Records from a data collection

==============================

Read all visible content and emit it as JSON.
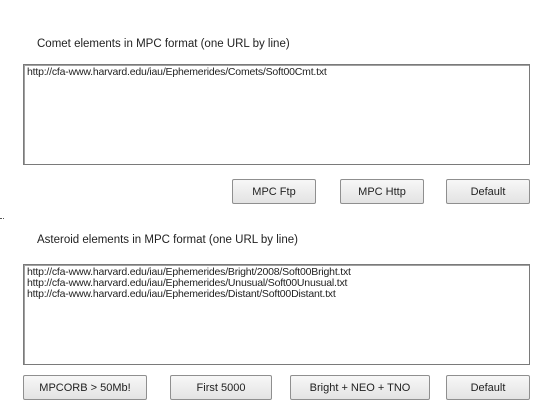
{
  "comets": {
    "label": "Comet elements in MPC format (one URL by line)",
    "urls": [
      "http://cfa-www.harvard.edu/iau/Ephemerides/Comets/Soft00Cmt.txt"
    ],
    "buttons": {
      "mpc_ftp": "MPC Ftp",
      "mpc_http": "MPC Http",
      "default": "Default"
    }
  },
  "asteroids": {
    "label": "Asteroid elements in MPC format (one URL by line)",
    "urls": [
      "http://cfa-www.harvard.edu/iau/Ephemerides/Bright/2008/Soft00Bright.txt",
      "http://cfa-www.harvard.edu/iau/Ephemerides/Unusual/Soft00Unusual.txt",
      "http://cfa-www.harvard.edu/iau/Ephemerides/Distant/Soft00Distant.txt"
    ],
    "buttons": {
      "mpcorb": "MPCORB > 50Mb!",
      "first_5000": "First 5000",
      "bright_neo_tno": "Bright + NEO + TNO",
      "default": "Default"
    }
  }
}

==============================

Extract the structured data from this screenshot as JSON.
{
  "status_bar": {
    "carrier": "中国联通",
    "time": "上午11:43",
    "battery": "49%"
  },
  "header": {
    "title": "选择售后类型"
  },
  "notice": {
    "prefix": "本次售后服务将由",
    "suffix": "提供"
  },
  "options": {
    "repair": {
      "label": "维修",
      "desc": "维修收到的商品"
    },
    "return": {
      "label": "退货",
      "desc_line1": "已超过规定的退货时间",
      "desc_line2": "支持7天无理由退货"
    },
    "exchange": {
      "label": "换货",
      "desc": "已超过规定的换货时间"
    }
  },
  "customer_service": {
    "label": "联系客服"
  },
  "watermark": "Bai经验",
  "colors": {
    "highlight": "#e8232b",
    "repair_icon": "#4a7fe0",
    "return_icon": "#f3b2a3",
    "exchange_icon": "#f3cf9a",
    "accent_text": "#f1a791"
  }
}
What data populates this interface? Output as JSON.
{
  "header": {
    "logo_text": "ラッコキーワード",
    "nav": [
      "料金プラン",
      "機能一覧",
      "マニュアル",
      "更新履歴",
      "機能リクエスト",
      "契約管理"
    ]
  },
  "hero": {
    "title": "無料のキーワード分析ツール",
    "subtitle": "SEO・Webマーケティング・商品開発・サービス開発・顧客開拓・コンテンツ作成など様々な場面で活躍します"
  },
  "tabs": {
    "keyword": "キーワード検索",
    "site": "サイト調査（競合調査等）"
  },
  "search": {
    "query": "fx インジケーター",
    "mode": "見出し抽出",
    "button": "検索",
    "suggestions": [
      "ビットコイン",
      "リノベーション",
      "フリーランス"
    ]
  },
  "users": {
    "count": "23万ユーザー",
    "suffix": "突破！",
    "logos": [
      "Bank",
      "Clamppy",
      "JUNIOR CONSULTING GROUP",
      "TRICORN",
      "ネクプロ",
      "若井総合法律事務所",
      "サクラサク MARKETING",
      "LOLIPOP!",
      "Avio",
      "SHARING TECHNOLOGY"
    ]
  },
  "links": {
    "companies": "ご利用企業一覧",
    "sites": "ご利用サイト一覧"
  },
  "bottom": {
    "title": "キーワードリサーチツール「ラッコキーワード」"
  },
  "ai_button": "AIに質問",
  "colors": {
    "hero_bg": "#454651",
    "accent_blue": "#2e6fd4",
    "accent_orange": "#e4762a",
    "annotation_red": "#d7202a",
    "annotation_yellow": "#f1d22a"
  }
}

==============================

> Exercise:
Pick out every line above that holds the word "Bright" and copy it.

> Solution to the problem:
      "http://cfa-www.harvard.edu/iau/Ephemerides/Bright/2008/Soft00Bright.txt",
      "bright_neo_tno": "Bright + NEO + TNO",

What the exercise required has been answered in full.